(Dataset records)
Begin
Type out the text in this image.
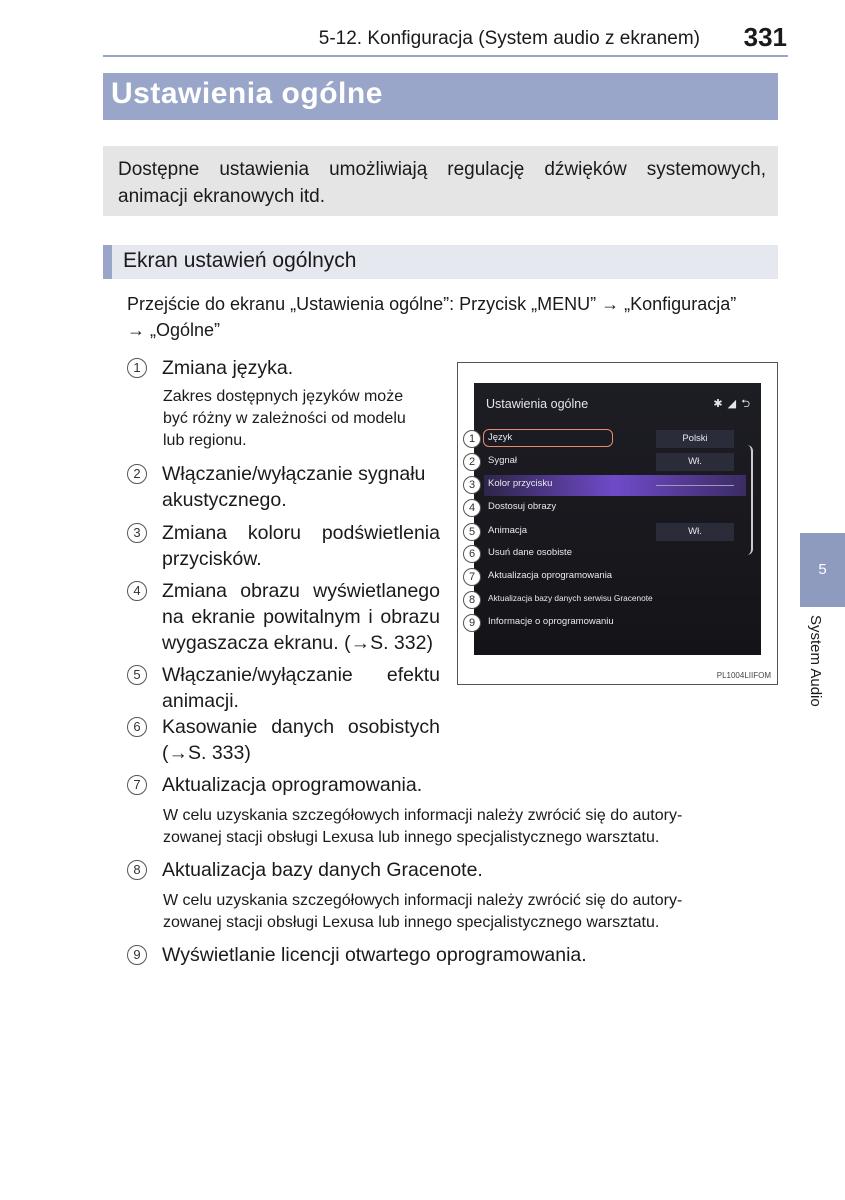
5-12. Konfiguracja (System audio z ekranem)	331
Ustawienia ogólne

Dostępne ustawienia umożliwiają regulację dźwięków systemowych, animacji ekranowych itd.

Ekran ustawień ogólnych
Przejście do ekranu „Ustawienia ogólne”: Przycisk „MENU” → „Konfiguracja”
→ „Ogólne”
1	Zmiana języka.
Zakres dostępnych języków może
być różny w zależności od modelu
lub regionu.
2	Włączanie/wyłączanie sygnału
akustycznego.
3	Zmiana koloru podświetlenia
przycisków.
4	Zmiana obrazu wyświetlanego
na ekranie powitalnym i obrazu
wygaszacza ekranu. (→S. 332)
5	Włączanie/wyłączanie efektu
animacji.
6	Kasowanie danych osobistych
(→S. 333)
7	Aktualizacja oprogramowania.
W celu uzyskania szczegółowych informacji należy zwrócić się do autory-
zowanej stacji obsługi Lexusa lub innego specjalistycznego warsztatu.
8	Aktualizacja bazy danych Gracenote.
W celu uzyskania szczegółowych informacji należy zwrócić się do autory-
zowanej stacji obsługi Lexusa lub innego specjalistycznego warsztatu.
9	Wyświetlanie licencji otwartego oprogramowania.
Ustawienia ogólne	✱ ◢ ⮌
Język	Polski
Sygnał	Wł.
Kolor przycisku
Dostosuj obrazy
Animacja	Wł.
Usuń dane osobiste
Aktualizacja oprogramowania
Aktualizacja bazy danych serwisu Gracenote
Informacje o oprogramowaniu
1
2
3
4
5
6
7
8
9
PL1004LIIFOM
5
System Audio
End
DIRECTIVE
Each entry should be repeated exactly as it appears; the pictures stay out.

TASK RESULT
Type out the text in this image.
5-12. Konfiguracja (System audio z ekranem)	331
Ustawienia ogólne

Dostępne ustawienia umożliwiają regulację dźwięków systemowych, animacji ekranowych itd.

Ekran ustawień ogólnych
Przejście do ekranu „Ustawienia ogólne”: Przycisk „MENU” → „Konfiguracja”
→ „Ogólne”
1	Zmiana języka.
Zakres dostępnych języków może
być różny w zależności od modelu
lub regionu.
2	Włączanie/wyłączanie sygnału
akustycznego.
3	Zmiana koloru podświetlenia
przycisków.
4	Zmiana obrazu wyświetlanego
na ekranie powitalnym i obrazu
wygaszacza ekranu. (→S. 332)
5	Włączanie/wyłączanie efektu
animacji.
6	Kasowanie danych osobistych
(→S. 333)
7	Aktualizacja oprogramowania.
W celu uzyskania szczegółowych informacji należy zwrócić się do autory-
zowanej stacji obsługi Lexusa lub innego specjalistycznego warsztatu.
8	Aktualizacja bazy danych Gracenote.
W celu uzyskania szczegółowych informacji należy zwrócić się do autory-
zowanej stacji obsługi Lexusa lub innego specjalistycznego warsztatu.
9	Wyświetlanie licencji otwartego oprogramowania.
Ustawienia ogólne	✱ ◢ ⮌
Język	Polski
Sygnał	Wł.
Kolor przycisku
Dostosuj obrazy
Animacja	Wł.
Usuń dane osobiste
Aktualizacja oprogramowania
Aktualizacja bazy danych serwisu Gracenote
Informacje o oprogramowaniu
1
2
3
4
5
6
7
8
9
PL1004LIIFOM
5
System Audio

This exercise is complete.